# [Given records]
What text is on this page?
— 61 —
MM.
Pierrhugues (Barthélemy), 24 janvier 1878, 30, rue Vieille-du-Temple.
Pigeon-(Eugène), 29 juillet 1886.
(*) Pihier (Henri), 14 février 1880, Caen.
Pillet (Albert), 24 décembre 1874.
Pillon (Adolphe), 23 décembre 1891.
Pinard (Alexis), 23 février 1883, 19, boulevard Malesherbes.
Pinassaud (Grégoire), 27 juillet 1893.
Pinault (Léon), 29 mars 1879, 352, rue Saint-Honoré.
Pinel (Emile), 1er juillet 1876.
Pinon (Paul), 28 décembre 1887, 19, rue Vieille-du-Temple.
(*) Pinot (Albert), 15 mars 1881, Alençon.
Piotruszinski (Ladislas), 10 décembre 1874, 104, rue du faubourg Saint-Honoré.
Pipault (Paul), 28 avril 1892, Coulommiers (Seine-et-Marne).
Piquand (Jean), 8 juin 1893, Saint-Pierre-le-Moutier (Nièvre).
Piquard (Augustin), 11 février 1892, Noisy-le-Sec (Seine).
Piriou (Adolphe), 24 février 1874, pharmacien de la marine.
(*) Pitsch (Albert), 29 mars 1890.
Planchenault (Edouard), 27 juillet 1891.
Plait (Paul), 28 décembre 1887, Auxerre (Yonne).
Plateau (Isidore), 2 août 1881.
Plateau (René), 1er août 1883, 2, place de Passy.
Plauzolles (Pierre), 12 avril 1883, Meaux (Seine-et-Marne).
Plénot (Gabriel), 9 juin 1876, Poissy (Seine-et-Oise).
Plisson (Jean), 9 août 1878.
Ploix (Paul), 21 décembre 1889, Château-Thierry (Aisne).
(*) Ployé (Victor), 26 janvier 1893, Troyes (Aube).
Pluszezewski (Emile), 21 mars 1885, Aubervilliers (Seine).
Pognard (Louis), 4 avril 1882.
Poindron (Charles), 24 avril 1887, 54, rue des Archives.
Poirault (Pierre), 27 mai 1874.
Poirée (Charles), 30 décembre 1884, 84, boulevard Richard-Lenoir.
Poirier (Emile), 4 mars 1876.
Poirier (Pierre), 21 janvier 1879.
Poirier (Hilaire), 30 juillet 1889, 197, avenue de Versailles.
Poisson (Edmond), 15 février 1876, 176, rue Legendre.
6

# [Goal of the exercise]
Each record should come back exactly as written.

# [Final result]
What text is on this page?
— 61 —
MM.
Pierrhugues (Barthélemy), 24 janvier 1878, 30, rue Vieille-du-Temple.
Pigeon-(Eugène), 29 juillet 1886.
(*) Pihier (Henri), 14 février 1880, Caen.
Pillet (Albert), 24 décembre 1874.
Pillon (Adolphe), 23 décembre 1891.
Pinard (Alexis), 23 février 1883, 19, boulevard Malesherbes.
Pinassaud (Grégoire), 27 juillet 1893.
Pinault (Léon), 29 mars 1879, 352, rue Saint-Honoré.
Pinel (Emile), 1er juillet 1876.
Pinon (Paul), 28 décembre 1887, 19, rue Vieille-du-Temple.
(*) Pinot (Albert), 15 mars 1881, Alençon.
Piotruszinski (Ladislas), 10 décembre 1874, 104, rue du faubourg Saint-Honoré.
Pipault (Paul), 28 avril 1892, Coulommiers (Seine-et-Marne).
Piquand (Jean), 8 juin 1893, Saint-Pierre-le-Moutier (Nièvre).
Piquard (Augustin), 11 février 1892, Noisy-le-Sec (Seine).
Piriou (Adolphe), 24 février 1874, pharmacien de la marine.
(*) Pitsch (Albert), 29 mars 1890.
Planchenault (Edouard), 27 juillet 1891.
Plait (Paul), 28 décembre 1887, Auxerre (Yonne).
Plateau (Isidore), 2 août 1881.
Plateau (René), 1er août 1883, 2, place de Passy.
Plauzolles (Pierre), 12 avril 1883, Meaux (Seine-et-Marne).
Plénot (Gabriel), 9 juin 1876, Poissy (Seine-et-Oise).
Plisson (Jean), 9 août 1878.
Ploix (Paul), 21 décembre 1889, Château-Thierry (Aisne).
(*) Ployé (Victor), 26 janvier 1893, Troyes (Aube).
Pluszezewski (Emile), 21 mars 1885, Aubervilliers (Seine).
Pognard (Louis), 4 avril 1882.
Poindron (Charles), 24 avril 1887, 54, rue des Archives.
Poirault (Pierre), 27 mai 1874.
Poirée (Charles), 30 décembre 1884, 84, boulevard Richard-Lenoir.
Poirier (Emile), 4 mars 1876.
Poirier (Pierre), 21 janvier 1879.
Poirier (Hilaire), 30 juillet 1889, 197, avenue de Versailles.
Poisson (Edmond), 15 février 1876, 176, rue Legendre.
6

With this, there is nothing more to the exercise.